STATED GOAL 1 -> Do these statements agree with the page on protocol recording with Protobuf tagging? Answer yes or no for each, quoting the deciding words. (a) The recording levels are NONE, METADATA and FULL. (b) The design records every protocol message. (c) The storage backend is limited to a database.

====== TEXT SECTION ======

Skip to main content

Protocol Recording with Protobuf Tagging

Context

Prism handles complex distributed protocols (Queue, PubSub, Transact) across multiple services. Need to:

  • Record protocol interactions for debugging
  • Trace multi-step operations
  • Reconstruct failure scenarios
  • Audit protocol compliance
  • Enable replay for testing

Requirements:

  • Capture protocol messages without code changes
  • Tag messages for categorization and filtering
  • Support sampling (don't record everything)
  • Queryable storage
  • Privacy-aware (PII handling)

Decision

Use Protobuf custom options for protocol recording tags:

  1. Custom option (prism.protocol): Tag messages for recording
  2. Recording levels: NONE, METADATA, FULL
  3. Sampling policy: Configurable per message type
  4. Storage backend: Pluggable (file, database, S3)
  5. Query interface: Filter by tags, time, session, operation

Rationale

Why Custom Protobuf Options

Protobuf options allow declarative metadata on messages:

  • No code changes needed
  • Centralized configuration
  • Type-safe
  • Code generation aware
  • Version controlled

Protocol Option Definition

// proto/prism/options.proto
syntax = "proto3";

package prism;

import "google/protobuf/descriptor.proto";

// Protocol recording options
extend google.protobuf.MessageOptions {
ProtocolOptions protocol = 50100;
}

message ProtocolOptions {
// Recording level for this message type
RecordingLevel recording = 1;

// Protocol category
string category = 2; // "queue", "pubsub", "transact", "session"

====== LISTED ENTRIES ======

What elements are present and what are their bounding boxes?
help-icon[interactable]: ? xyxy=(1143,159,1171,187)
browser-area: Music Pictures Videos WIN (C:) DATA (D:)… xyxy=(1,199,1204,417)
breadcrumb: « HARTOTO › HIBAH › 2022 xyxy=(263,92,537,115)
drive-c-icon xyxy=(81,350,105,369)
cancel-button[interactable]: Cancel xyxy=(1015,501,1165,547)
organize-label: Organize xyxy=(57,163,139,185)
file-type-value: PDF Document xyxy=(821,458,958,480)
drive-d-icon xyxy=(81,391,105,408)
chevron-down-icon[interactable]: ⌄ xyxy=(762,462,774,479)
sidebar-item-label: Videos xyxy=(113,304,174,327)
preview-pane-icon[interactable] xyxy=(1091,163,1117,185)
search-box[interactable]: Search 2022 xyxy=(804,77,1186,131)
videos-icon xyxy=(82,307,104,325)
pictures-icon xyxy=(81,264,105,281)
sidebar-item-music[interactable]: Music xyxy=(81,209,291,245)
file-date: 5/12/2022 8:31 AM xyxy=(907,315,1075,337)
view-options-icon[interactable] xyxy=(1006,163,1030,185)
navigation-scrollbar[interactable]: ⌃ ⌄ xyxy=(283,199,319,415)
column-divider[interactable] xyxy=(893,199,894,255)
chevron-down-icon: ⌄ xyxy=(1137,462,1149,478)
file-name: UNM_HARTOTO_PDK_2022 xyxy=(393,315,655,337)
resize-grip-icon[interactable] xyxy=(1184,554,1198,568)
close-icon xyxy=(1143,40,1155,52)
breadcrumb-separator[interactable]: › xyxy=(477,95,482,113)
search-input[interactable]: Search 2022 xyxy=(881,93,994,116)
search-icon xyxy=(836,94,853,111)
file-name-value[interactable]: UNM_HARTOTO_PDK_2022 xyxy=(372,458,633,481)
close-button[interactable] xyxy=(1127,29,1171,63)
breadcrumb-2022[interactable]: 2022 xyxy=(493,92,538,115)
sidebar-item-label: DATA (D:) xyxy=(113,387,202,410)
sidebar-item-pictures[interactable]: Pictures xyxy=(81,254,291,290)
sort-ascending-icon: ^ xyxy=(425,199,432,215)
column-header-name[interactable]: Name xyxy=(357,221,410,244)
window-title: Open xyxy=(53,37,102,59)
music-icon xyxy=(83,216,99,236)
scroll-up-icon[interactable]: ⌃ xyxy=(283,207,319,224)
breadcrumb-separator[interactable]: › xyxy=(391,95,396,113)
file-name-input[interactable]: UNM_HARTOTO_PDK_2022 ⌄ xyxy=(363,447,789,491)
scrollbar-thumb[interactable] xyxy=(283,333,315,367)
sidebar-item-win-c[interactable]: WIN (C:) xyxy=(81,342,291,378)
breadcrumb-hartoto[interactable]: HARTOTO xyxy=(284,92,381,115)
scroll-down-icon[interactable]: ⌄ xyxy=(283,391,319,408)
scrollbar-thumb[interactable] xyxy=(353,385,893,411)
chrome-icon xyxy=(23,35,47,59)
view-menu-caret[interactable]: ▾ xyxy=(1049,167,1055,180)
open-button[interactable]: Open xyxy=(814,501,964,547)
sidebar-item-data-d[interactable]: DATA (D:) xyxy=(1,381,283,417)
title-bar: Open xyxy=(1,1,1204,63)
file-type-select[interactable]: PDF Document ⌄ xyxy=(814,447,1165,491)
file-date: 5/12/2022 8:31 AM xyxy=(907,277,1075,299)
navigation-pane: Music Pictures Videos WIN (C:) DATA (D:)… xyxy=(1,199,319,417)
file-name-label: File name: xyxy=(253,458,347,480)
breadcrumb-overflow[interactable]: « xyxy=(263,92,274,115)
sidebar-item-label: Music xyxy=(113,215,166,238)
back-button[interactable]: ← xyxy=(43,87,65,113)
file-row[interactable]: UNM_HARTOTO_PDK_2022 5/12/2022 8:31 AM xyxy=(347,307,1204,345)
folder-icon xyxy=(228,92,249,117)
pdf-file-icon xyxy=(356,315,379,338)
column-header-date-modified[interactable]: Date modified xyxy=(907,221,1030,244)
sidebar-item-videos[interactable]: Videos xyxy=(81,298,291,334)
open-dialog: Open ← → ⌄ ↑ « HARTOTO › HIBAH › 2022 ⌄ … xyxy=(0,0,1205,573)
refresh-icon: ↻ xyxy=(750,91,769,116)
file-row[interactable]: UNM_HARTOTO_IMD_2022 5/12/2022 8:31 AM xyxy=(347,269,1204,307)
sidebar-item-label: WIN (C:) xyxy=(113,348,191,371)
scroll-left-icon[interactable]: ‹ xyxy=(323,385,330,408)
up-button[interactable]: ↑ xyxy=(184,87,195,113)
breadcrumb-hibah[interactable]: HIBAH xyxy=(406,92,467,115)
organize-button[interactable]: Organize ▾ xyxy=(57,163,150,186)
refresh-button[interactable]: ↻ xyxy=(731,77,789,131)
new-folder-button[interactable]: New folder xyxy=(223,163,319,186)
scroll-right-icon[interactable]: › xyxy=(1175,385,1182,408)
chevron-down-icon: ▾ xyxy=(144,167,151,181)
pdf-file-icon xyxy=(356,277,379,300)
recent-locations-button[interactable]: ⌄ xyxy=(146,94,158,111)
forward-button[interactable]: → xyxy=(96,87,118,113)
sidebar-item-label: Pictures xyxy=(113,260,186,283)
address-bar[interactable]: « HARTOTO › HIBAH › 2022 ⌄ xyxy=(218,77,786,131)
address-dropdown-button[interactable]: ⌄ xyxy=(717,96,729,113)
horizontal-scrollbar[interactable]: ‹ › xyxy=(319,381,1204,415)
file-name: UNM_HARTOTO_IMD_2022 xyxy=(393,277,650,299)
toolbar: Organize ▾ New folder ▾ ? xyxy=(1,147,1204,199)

======

STATED GOAL 2 -> Substitute "Text Document" for "PDF Document" in the records from their first line through the line with "sidebar-item-label: Videos xyxy=(113,304,174,327)", and give back only those lines with everything else unchanged.

EXERCISE ANSWER 1 ->
(a) Yes: "Recording levels: NONE, METADATA, FULL"
(b) No: "Support sampling (don't record everything)"
(c) No: "Storage backend: Pluggable (file, database, S3)"

EXERCISE ANSWER 2 ->
What elements are present and what are their bounding boxes?
help-icon[interactable]: ? xyxy=(1143,159,1171,187)
browser-area: Music Pictures Videos WIN (C:) DATA (D:)… xyxy=(1,199,1204,417)
breadcrumb: « HARTOTO › HIBAH › 2022 xyxy=(263,92,537,115)
drive-c-icon xyxy=(81,350,105,369)
cancel-button[interactable]: Cancel xyxy=(1015,501,1165,547)
organize-label: Organize xyxy=(57,163,139,185)
file-type-value: Text Document xyxy=(821,458,958,480)
drive-d-icon xyxy=(81,391,105,408)
chevron-down-icon[interactable]: ⌄ xyxy=(762,462,774,479)
sidebar-item-label: Videos xyxy=(113,304,174,327)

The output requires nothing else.